**TO DO:** Write the material out again exactly as it stands.

**GIVEN DATA:**
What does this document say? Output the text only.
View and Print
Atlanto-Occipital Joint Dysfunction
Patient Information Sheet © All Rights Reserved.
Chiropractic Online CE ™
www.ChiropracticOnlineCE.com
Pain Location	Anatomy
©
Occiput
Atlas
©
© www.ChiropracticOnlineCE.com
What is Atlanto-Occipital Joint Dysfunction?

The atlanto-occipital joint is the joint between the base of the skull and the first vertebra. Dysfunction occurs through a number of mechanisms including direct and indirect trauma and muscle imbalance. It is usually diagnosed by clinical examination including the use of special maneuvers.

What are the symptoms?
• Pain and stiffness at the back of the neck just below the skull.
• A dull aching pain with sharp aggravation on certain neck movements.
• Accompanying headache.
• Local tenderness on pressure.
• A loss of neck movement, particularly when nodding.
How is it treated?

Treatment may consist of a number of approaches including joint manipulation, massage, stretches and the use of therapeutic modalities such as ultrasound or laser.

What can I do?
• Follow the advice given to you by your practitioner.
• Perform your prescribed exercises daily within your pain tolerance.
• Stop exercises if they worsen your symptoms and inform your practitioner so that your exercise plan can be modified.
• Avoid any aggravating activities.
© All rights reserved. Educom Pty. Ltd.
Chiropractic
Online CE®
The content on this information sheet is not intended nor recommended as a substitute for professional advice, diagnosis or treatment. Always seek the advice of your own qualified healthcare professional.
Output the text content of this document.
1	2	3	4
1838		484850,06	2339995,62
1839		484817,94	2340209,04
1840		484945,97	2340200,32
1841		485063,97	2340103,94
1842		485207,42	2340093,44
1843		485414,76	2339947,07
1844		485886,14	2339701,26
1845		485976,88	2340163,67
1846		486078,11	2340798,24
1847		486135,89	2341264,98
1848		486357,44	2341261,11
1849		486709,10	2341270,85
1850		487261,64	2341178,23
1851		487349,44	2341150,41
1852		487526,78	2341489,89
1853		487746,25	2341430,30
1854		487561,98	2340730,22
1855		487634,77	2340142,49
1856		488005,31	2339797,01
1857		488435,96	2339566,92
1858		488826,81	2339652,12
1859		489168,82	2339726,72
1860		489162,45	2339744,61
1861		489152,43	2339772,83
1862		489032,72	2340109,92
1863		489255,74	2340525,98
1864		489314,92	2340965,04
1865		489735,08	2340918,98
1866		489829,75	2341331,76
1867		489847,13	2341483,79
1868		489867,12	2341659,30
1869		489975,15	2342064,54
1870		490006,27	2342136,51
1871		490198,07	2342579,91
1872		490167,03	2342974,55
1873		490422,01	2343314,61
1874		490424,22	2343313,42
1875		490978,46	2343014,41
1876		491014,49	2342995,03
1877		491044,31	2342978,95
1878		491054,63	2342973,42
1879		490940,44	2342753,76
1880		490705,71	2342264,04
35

**EXERCISE SOLUTION:**
What does this document say? Output the text only.
View and Print
Atlanto-Occipital Joint Dysfunction
Patient Information Sheet © All Rights Reserved.
Chiropractic Online CE ™
www.ChiropracticOnlineCE.com
Pain Location	Anatomy
©
Occiput
Atlas
©
© www.ChiropracticOnlineCE.com
What is Atlanto-Occipital Joint Dysfunction?

The atlanto-occipital joint is the joint between the base of the skull and the first vertebra. Dysfunction occurs through a number of mechanisms including direct and indirect trauma and muscle imbalance. It is usually diagnosed by clinical examination including the use of special maneuvers.

What are the symptoms?
• Pain and stiffness at the back of the neck just below the skull.
• A dull aching pain with sharp aggravation on certain neck movements.
• Accompanying headache.
• Local tenderness on pressure.
• A loss of neck movement, particularly when nodding.
How is it treated?

Treatment may consist of a number of approaches including joint manipulation, massage, stretches and the use of therapeutic modalities such as ultrasound or laser.

What can I do?
• Follow the advice given to you by your practitioner.
• Perform your prescribed exercises daily within your pain tolerance.
• Stop exercises if they worsen your symptoms and inform your practitioner so that your exercise plan can be modified.
• Avoid any aggravating activities.
© All rights reserved. Educom Pty. Ltd.
Chiropractic
Online CE®
The content on this information sheet is not intended nor recommended as a substitute for professional advice, diagnosis or treatment. Always seek the advice of your own qualified healthcare professional.
Output the text content of this document.
1	2	3	4
1838		484850,06	2339995,62
1839		484817,94	2340209,04
1840		484945,97	2340200,32
1841		485063,97	2340103,94
1842		485207,42	2340093,44
1843		485414,76	2339947,07
1844		485886,14	2339701,26
1845		485976,88	2340163,67
1846		486078,11	2340798,24
1847		486135,89	2341264,98
1848		486357,44	2341261,11
1849		486709,10	2341270,85
1850		487261,64	2341178,23
1851		487349,44	2341150,41
1852		487526,78	2341489,89
1853		487746,25	2341430,30
1854		487561,98	2340730,22
1855		487634,77	2340142,49
1856		488005,31	2339797,01
1857		488435,96	2339566,92
1858		488826,81	2339652,12
1859		489168,82	2339726,72
1860		489162,45	2339744,61
1861		489152,43	2339772,83
1862		489032,72	2340109,92
1863		489255,74	2340525,98
1864		489314,92	2340965,04
1865		489735,08	2340918,98
1866		489829,75	2341331,76
1867		489847,13	2341483,79
1868		489867,12	2341659,30
1869		489975,15	2342064,54
1870		490006,27	2342136,51
1871		490198,07	2342579,91
1872		490167,03	2342974,55
1873		490422,01	2343314,61
1874		490424,22	2343313,42
1875		490978,46	2343014,41
1876		491014,49	2342995,03
1877		491044,31	2342978,95
1878		491054,63	2342973,42
1879		490940,44	2342753,76
1880		490705,71	2342264,04
35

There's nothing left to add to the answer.